— Start —
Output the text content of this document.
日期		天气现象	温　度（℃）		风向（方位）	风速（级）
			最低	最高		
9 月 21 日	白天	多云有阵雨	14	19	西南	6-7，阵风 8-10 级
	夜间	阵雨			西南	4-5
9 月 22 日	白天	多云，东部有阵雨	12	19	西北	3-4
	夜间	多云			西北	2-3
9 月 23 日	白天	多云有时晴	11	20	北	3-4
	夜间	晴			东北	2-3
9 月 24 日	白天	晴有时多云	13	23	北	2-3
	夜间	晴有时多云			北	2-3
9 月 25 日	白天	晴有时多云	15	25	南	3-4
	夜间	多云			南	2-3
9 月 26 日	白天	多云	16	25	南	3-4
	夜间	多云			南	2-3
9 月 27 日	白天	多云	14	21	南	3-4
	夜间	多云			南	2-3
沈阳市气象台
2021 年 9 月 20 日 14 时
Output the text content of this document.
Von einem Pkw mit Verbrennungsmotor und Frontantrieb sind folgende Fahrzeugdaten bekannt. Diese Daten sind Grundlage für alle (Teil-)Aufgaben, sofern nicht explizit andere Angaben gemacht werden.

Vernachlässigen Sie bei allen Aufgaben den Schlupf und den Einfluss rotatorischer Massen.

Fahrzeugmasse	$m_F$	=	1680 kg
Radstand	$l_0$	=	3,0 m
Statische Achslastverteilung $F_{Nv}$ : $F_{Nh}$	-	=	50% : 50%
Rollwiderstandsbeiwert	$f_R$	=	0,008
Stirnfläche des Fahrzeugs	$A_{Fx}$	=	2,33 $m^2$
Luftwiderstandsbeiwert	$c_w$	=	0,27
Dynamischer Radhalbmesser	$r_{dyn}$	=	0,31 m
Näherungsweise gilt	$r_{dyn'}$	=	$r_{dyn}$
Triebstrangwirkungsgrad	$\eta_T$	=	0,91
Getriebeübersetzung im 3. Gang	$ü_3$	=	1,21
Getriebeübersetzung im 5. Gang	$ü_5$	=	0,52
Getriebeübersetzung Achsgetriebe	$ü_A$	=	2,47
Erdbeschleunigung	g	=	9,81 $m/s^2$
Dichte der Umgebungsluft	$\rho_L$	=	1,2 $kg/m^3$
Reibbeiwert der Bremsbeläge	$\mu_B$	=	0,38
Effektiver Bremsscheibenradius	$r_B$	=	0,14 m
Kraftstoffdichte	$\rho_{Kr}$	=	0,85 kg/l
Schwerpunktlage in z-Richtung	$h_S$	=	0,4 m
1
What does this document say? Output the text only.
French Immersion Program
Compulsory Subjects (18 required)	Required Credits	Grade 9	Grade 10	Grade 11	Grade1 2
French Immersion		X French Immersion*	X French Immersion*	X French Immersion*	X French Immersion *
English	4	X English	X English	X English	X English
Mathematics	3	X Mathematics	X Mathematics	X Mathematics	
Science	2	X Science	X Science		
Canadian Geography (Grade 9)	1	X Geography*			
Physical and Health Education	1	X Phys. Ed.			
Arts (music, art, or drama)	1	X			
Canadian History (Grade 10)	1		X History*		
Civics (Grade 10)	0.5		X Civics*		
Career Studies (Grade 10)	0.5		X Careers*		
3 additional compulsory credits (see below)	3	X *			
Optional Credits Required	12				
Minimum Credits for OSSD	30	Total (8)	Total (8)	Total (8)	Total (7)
— End —
◆ DESCRIPTION OF THE TASK
How many lines in the listing above contain "Grade"? Answer with the number alone.

◆ ANSWER BELOW
5